Stored entries
========================================================================

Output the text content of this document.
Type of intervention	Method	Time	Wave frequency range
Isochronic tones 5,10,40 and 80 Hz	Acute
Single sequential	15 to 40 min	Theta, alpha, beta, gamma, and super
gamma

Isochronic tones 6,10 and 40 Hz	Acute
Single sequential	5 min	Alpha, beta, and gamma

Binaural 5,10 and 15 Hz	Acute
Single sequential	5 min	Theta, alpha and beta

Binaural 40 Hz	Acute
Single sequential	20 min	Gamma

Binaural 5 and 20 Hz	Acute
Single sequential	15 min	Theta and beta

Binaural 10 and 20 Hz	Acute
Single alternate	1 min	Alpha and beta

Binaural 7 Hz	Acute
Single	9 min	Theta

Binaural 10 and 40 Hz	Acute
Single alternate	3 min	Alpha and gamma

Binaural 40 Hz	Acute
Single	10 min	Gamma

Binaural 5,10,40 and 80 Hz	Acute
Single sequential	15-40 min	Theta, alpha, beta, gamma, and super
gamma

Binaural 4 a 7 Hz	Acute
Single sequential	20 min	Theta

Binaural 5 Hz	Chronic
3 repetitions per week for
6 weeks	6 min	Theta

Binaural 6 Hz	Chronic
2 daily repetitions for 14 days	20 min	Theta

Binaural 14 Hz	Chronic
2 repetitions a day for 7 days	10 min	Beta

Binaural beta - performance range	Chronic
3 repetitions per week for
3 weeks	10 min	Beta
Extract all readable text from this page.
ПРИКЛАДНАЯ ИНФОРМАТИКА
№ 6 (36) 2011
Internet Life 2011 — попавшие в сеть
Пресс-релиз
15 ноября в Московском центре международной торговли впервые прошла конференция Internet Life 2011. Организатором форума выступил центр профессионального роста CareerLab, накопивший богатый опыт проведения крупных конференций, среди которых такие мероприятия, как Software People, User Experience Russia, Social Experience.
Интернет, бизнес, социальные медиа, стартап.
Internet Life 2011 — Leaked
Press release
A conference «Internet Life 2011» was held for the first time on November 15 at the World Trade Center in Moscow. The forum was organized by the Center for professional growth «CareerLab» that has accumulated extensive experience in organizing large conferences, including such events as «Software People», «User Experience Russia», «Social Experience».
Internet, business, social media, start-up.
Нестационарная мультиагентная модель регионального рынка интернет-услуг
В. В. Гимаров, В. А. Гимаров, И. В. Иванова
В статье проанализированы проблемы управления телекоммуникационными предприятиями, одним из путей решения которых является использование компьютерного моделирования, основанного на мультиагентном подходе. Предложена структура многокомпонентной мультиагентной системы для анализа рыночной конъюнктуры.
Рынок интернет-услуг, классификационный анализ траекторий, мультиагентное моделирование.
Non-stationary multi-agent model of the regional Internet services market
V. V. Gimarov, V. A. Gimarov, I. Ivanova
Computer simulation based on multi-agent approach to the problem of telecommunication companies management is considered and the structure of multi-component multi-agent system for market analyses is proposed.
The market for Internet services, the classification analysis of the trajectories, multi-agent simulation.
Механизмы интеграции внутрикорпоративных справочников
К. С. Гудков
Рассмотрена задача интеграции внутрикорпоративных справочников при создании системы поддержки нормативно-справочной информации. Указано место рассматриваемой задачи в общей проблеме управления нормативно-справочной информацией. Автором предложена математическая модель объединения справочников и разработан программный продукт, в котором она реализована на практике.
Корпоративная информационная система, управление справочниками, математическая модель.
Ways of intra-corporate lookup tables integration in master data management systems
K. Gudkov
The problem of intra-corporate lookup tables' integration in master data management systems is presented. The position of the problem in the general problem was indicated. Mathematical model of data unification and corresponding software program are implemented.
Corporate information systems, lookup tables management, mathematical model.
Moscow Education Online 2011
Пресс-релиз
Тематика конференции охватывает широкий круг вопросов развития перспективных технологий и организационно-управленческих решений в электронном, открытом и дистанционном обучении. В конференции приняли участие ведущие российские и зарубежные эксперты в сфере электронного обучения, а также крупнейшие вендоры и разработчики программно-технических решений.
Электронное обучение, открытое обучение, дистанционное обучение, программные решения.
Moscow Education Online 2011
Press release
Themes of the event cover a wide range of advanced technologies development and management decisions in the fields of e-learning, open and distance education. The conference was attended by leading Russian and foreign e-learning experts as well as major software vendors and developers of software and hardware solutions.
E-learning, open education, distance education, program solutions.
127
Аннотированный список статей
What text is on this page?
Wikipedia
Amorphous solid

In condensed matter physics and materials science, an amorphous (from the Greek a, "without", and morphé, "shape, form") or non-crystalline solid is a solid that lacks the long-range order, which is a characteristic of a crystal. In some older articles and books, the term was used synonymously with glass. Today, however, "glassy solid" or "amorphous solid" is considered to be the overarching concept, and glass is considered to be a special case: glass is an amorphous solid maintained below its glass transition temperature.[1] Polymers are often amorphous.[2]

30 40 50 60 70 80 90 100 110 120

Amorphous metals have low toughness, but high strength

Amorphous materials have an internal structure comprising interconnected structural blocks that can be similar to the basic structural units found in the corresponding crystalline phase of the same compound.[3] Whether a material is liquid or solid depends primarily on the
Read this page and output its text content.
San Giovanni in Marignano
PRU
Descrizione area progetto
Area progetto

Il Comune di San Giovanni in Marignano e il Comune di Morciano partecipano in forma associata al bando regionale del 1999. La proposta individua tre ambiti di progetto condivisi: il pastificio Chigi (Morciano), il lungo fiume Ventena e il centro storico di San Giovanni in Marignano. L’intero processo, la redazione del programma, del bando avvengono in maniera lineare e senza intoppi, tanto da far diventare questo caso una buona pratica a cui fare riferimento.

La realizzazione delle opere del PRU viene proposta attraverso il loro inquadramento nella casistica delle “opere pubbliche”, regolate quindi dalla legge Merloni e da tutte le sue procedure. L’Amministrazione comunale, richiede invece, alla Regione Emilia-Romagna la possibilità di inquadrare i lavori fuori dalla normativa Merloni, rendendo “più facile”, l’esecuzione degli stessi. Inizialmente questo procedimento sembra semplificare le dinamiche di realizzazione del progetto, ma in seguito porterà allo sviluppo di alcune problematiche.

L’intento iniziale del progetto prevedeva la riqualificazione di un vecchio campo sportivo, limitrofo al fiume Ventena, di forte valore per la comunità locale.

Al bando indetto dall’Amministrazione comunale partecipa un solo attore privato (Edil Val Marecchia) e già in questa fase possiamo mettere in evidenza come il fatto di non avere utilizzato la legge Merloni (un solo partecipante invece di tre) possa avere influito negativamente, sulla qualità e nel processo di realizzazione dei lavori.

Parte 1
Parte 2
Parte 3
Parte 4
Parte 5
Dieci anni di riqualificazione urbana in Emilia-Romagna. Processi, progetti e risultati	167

========================================================================

» **Task details**:
Read the lines above. Gather those in which the string "systems" is found.

» **Expected answer**:
Ways of intra-corporate lookup tables integration in master data management systems
The problem of intra-corporate lookup tables' integration in master data management systems is presented. The position of the problem in the general problem was indicated. Mathematical model of data unification and corresponding software program are implemented.
Corporate information systems, lookup tables management, mathematical model.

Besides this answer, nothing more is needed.